(Stored items from a collection)
• • •

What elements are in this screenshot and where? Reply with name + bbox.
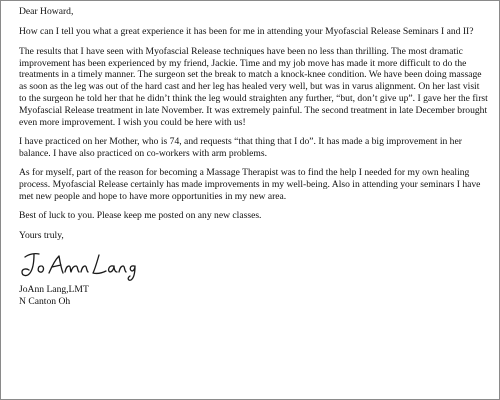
signature-block bbox=[19, 284, 489, 308]
letter-paragraph-3: I have practiced on her Mother, who is 74, and requests “that thing that I do”. It has made a big improvement in her balance. I have also practiced on co-workers with arm problems. bbox=[19, 135, 462, 159]
handwritten-signature bbox=[19, 248, 149, 282]
letter-paragraph-2: The results that I have seen with Myofascial Release techniques have been no less than thrilling. The most dramatic improvement has been experienced by my friend, Jackie. Time and my job move has made it more difficult to do the treatments in a timely manner. The surgeon set the break to match a knock-knee condition. We have been doing massage as soon as the leg was out of the hard cast and her leg has healed very well, but was in varus alignment. On her last visit to the surgeon he told her that he didn’t think the leg would straighten any further, “but, don’t give up”. I gave her the first Myofascial Release treatment in late November. It was extremely painful. The second treatment in late December brought even more improvement. I wish you could be here with us! bbox=[19, 45, 488, 128]
letter-paragraph-4: As for myself, part of the reason for becoming a Massage Therapist was to find the help I needed for my own healing process. Myofascial Release certainly has made improvements in my well-being. Also in attending your seminars I have met new people and hope to have more opportunities in my new area. bbox=[19, 167, 481, 202]
signer-name: JoAnn Lang,LMT bbox=[19, 284, 89, 296]
letter-closing: Yours truly, bbox=[19, 229, 64, 241]
letter-paragraph-1: How can I tell you what a great experience it has been for me in attending your Myofascial Release Seminars I and II? bbox=[19, 26, 474, 38]
signer-location: N Canton Oh bbox=[19, 296, 71, 308]
letter-greeting: Dear Howard, bbox=[19, 6, 74, 17]
letter-paragraph-5: Best of luck to you. Please keep me posted on any new classes. bbox=[19, 210, 262, 222]
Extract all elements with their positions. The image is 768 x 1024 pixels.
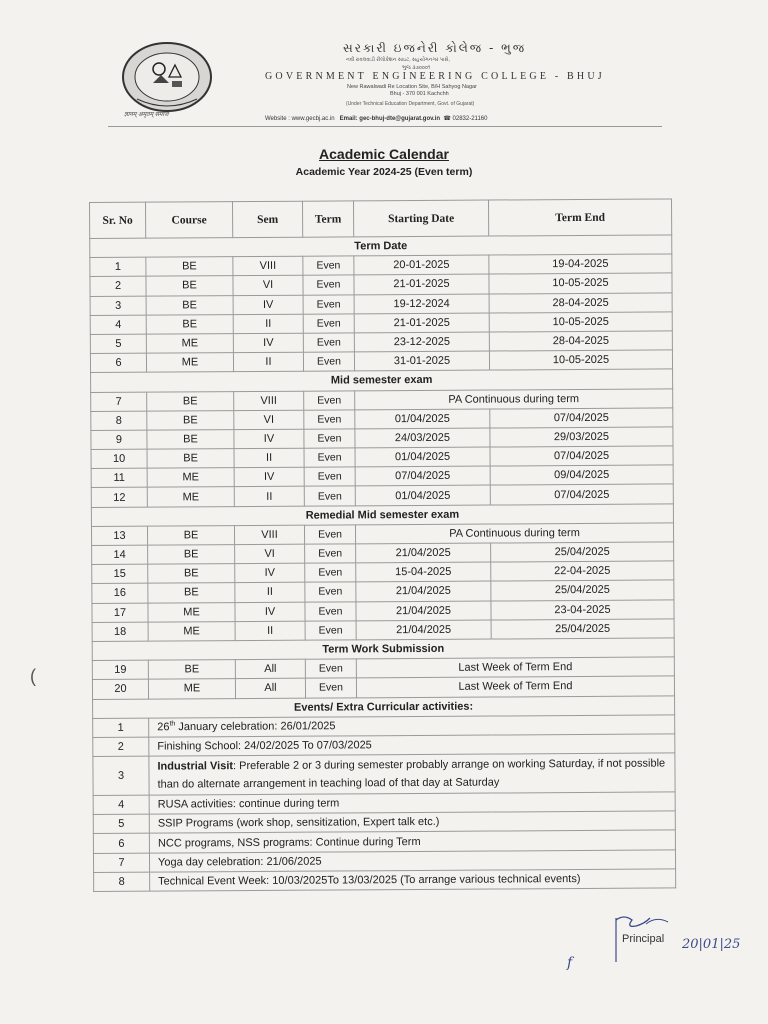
table-cell: 15 <box>92 564 148 584</box>
table-cell: 6 <box>93 834 149 854</box>
table-cell: BE <box>147 391 234 411</box>
table-cell: IV <box>233 295 303 315</box>
header-starting-date: Starting Date <box>353 200 488 237</box>
table-cell: Even <box>304 448 355 467</box>
table-cell: Even <box>303 314 354 333</box>
table-cell: BE <box>146 276 233 296</box>
table-cell: II <box>235 621 305 641</box>
table-cell: IV <box>233 333 303 353</box>
table-cell: 8 <box>94 872 150 892</box>
table-cell: 23-04-2025 <box>491 599 674 619</box>
table-cell: BE <box>146 295 233 315</box>
principal-label: Principal <box>622 933 665 945</box>
table-cell: Finishing School: 24/02/2025 To 07/03/2025 <box>149 734 675 756</box>
table-cell: 21-01-2025 <box>354 313 489 333</box>
cell-text: 26 <box>157 721 170 734</box>
table-cell: 13 <box>91 526 147 546</box>
address-line-2: Bhuj - 370 001 Kachchh <box>390 91 449 97</box>
table-cell: Even <box>303 333 354 352</box>
table-cell: 4 <box>90 315 146 335</box>
table-cell: VIII <box>234 391 304 411</box>
table-cell: PA Continuous during term <box>355 388 673 409</box>
table-cell: 8 <box>91 411 147 431</box>
table-cell: VIII <box>233 256 303 276</box>
address-gujarati-line-2: ભુજ ૩૭૦૦૦૧ <box>402 65 431 71</box>
table-cell: 09/04/2025 <box>490 465 673 485</box>
table-cell: IV <box>234 429 304 449</box>
table-cell: 22-04-2025 <box>491 561 674 581</box>
cell-text: January celebration: 26/01/2025 <box>175 720 336 734</box>
college-name-gujarati: સરકારી ઇજનેરી કોલેજ - ભુજ <box>343 41 527 55</box>
cell-text: Industrial Visit <box>157 760 234 773</box>
table-cell: Even <box>304 486 355 505</box>
table-header-row <box>90 199 672 239</box>
table-cell: IV <box>235 563 305 583</box>
table-cell: 18 <box>92 622 148 642</box>
table-cell: Even <box>304 525 355 544</box>
table-cell: BE <box>148 660 235 680</box>
table-cell: ME <box>147 468 234 488</box>
table-cell: 14 <box>92 545 148 565</box>
table-cell: Mid semester exam <box>91 369 673 392</box>
table-cell: ME <box>148 679 235 699</box>
table-cell: 15-04-2025 <box>356 562 491 582</box>
header-sr-no: Sr. No <box>90 202 146 238</box>
table-cell: 21/04/2025 <box>356 601 491 621</box>
table-cell: ME <box>148 621 235 641</box>
table-cell: ME <box>148 602 235 622</box>
table-cell: BE <box>148 583 235 603</box>
table-cell: Even <box>305 678 356 697</box>
table-cell: BE <box>146 257 233 277</box>
table-cell: 11 <box>91 468 147 488</box>
header-course: Course <box>146 202 233 239</box>
table-cell: Events/ Extra Curricular activities: <box>93 695 675 718</box>
table-cell: 07/04/2025 <box>490 408 673 428</box>
table-cell: 1 <box>93 718 149 738</box>
table-cell: 20-01-2025 <box>354 255 489 275</box>
table-cell: IV <box>234 467 304 487</box>
header-term-end: Term End <box>488 199 671 236</box>
page-title: Academic Calendar <box>319 146 449 162</box>
academic-calendar-table <box>89 198 676 892</box>
table-cell: 10 <box>91 449 147 469</box>
table-cell: 7 <box>91 392 147 412</box>
table-cell: 31-01-2025 <box>354 351 489 371</box>
table-cell: 2 <box>90 277 146 297</box>
table-cell: Even <box>305 659 356 678</box>
table-cell: Last Week of Term End <box>356 657 674 678</box>
table-cell: 01/04/2025 <box>355 409 490 429</box>
table-cell: Yoga day celebration: 21/06/2025 <box>149 850 675 872</box>
table-cell: Even <box>303 294 354 313</box>
table-cell: Even <box>303 352 354 371</box>
table-cell: Even <box>305 544 356 563</box>
phone: 02832-21160 <box>452 116 488 122</box>
table-cell: NCC programs, NSS programs: Continue during Term <box>149 830 675 852</box>
table-cell: 19 <box>92 660 148 680</box>
phone-icon: ☎ <box>443 116 451 122</box>
table-cell: 21/04/2025 <box>356 620 491 640</box>
table-cell: VI <box>233 276 303 296</box>
table-cell: 25/04/2025 <box>491 619 674 639</box>
table-cell: 1 <box>90 257 146 277</box>
page-subtitle: Academic Year 2024-25 (Even term) <box>295 166 473 178</box>
table-cell: 24/03/2025 <box>355 428 490 448</box>
table-cell: Even <box>304 467 355 486</box>
table-cell: 7 <box>93 853 149 873</box>
table-cell: Even <box>304 410 355 429</box>
table-cell: ME <box>147 487 234 507</box>
table-cell: IV <box>235 602 305 622</box>
table-cell: 9 <box>91 430 147 450</box>
contact-line <box>265 115 487 122</box>
table-cell: 12 <box>91 488 147 508</box>
table-cell: 10-05-2025 <box>489 273 672 293</box>
header-term: Term <box>302 201 353 237</box>
table-cell: Term Work Submission <box>92 638 674 661</box>
table-cell: 5 <box>90 334 146 354</box>
event-row <box>94 869 676 892</box>
table-cell: Even <box>303 275 354 294</box>
letterhead-divider <box>108 126 662 127</box>
table-cell: BE <box>148 564 235 584</box>
table-cell: 01/04/2025 <box>355 485 490 505</box>
table-cell: II <box>235 583 305 603</box>
table-cell: 19-04-2025 <box>489 254 672 274</box>
table-cell: 2 <box>93 737 149 757</box>
table-cell: Last Week of Term End <box>356 676 674 697</box>
table-cell: Even <box>305 563 356 582</box>
table-cell: 3 <box>93 756 149 795</box>
table-cell: BE <box>148 545 235 565</box>
table-cell: 25/04/2025 <box>491 580 674 600</box>
table-cell: Even <box>305 601 356 620</box>
table-cell: 07/04/2025 <box>355 466 490 486</box>
website: Website : www.gecbj.ac.in <box>265 116 335 122</box>
table-cell: 20 <box>92 679 148 699</box>
table-cell: Even <box>304 429 355 448</box>
table-cell: 28-04-2025 <box>489 293 672 313</box>
table-cell: 19-12-2024 <box>354 294 489 314</box>
table-cell: PA Continuous during term <box>355 523 673 544</box>
table-cell: Even <box>303 256 354 275</box>
table-cell: 07/04/2025 <box>490 446 673 466</box>
table-cell: Term Date <box>90 235 672 258</box>
table-cell: 4 <box>93 795 149 815</box>
table-cell: 3 <box>90 296 146 316</box>
event-row <box>93 753 675 796</box>
table-cell: Technical Event Week: 10/03/2025To 13/03/2025 (To arrange various technical events) <box>150 869 676 891</box>
table-cell: 17 <box>92 603 148 623</box>
table-cell: II <box>233 352 303 372</box>
college-logo <box>117 41 217 117</box>
table-cell: 29/03/2025 <box>490 427 673 447</box>
table-cell: 5 <box>93 814 149 834</box>
cell-text: th <box>169 720 176 728</box>
department-line: (Under Technical Education Department, Govt. of Gujarat) <box>346 101 475 107</box>
table-cell: 6 <box>90 353 146 373</box>
table-cell: VI <box>235 544 305 564</box>
cell-text: : Preferable 2 or 3 during semester probably arrange on working Saturday, if not possible than do alternate arrangement in teaching load of that day at Saturday <box>157 757 666 791</box>
table-cell: Even <box>305 582 356 601</box>
table-cell: 16 <box>92 584 148 604</box>
table-cell: BE <box>147 410 234 430</box>
signature-date: 20|01|25 <box>682 937 741 952</box>
college-name-english: GOVERNMENT ENGINEERING COLLEGE - BHUJ <box>265 71 605 82</box>
table-cell: 23-12-2025 <box>354 332 489 352</box>
table-cell: BE <box>146 314 233 334</box>
table-cell: II <box>234 487 304 507</box>
table-cell: Even <box>304 390 355 409</box>
table-cell: 21/04/2025 <box>356 543 491 563</box>
table-cell: VI <box>234 410 304 430</box>
table-cell: All <box>235 659 305 679</box>
table-cell: 07/04/2025 <box>490 484 673 504</box>
table-cell: 10-05-2025 <box>489 350 672 370</box>
table-cell: II <box>233 314 303 334</box>
header-sem: Sem <box>233 201 303 237</box>
table-cell: SSIP Programs (work shop, sensitization, Expert talk etc.) <box>149 811 675 833</box>
table-cell: 01/04/2025 <box>355 447 490 467</box>
table-cell: BE <box>147 525 234 545</box>
logo-motto: ज्ञानम् अमृतम् समाज <box>124 112 169 118</box>
table-cell: Remedial Mid semester exam <box>91 504 673 527</box>
table-cell: 21/04/2025 <box>356 581 491 601</box>
table-cell: 28-04-2025 <box>489 331 672 351</box>
initial-mark: f <box>567 955 573 971</box>
address-gujarati-line-1: નવી રાવલવાડી રીલોકેશન સાઇટ, સહયોગનગર પાસે, <box>346 57 450 63</box>
table-cell <box>149 753 675 795</box>
email: Email: gec-bhuj-dte@gujarat.gov.in <box>339 116 441 122</box>
table-cell: 10-05-2025 <box>489 312 672 332</box>
table-cell: 21-01-2025 <box>354 274 489 294</box>
table-cell: ME <box>146 353 233 373</box>
table-cell: BE <box>147 429 234 449</box>
table-cell: All <box>235 678 305 698</box>
table-cell: BE <box>147 449 234 469</box>
table-cell: 25/04/2025 <box>491 542 674 562</box>
table-cell: VIII <box>234 525 304 545</box>
address-line-1: New Rawalwadi Re Location Site, B/H Sahyog Nagar <box>347 84 477 90</box>
table-cell: ME <box>146 334 233 354</box>
margin-bracket-mark: ( <box>30 666 36 686</box>
table-cell: RUSA activities: continue during term <box>149 792 675 814</box>
table-cell: II <box>234 448 304 468</box>
table-cell: Even <box>305 621 356 640</box>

• • •

* **Work required**
Reproduce, character for character, the lines beginning with the line that contains "signature-block bbox=[19, 284, 489, 308]" and ending with the line that contains "letter-paragraph-2: The results", including both of those lines.

* **Right answer**
signature-block bbox=[19, 284, 489, 308]
letter-paragraph-3: I have practiced on her Mother, who is 74, and requests “that thing that I do”. It has made a big improvement in her balance. I have also practiced on co-workers with arm problems. bbox=[19, 135, 462, 159]
handwritten-signature bbox=[19, 248, 149, 282]
letter-paragraph-2: The results that I have seen with Myofascial Release techniques have been no less than thrilling. The most dramatic improvement has been experienced by my friend, Jackie. Time and my job move has made it more difficult to do the treatments in a timely manner. The surgeon set the break to match a knock-knee condition. We have been doing massage as soon as the leg was out of the hard cast and her leg has healed very well, but was in varus alignment. On her last visit to the surgeon he told her that he didn’t think the leg would straighten any further, “but, don’t give up”. I gave her the first Myofascial Release treatment in late November. It was extremely painful. The second treatment in late December brought even more improvement. I wish you could be here with us! bbox=[19, 45, 488, 128]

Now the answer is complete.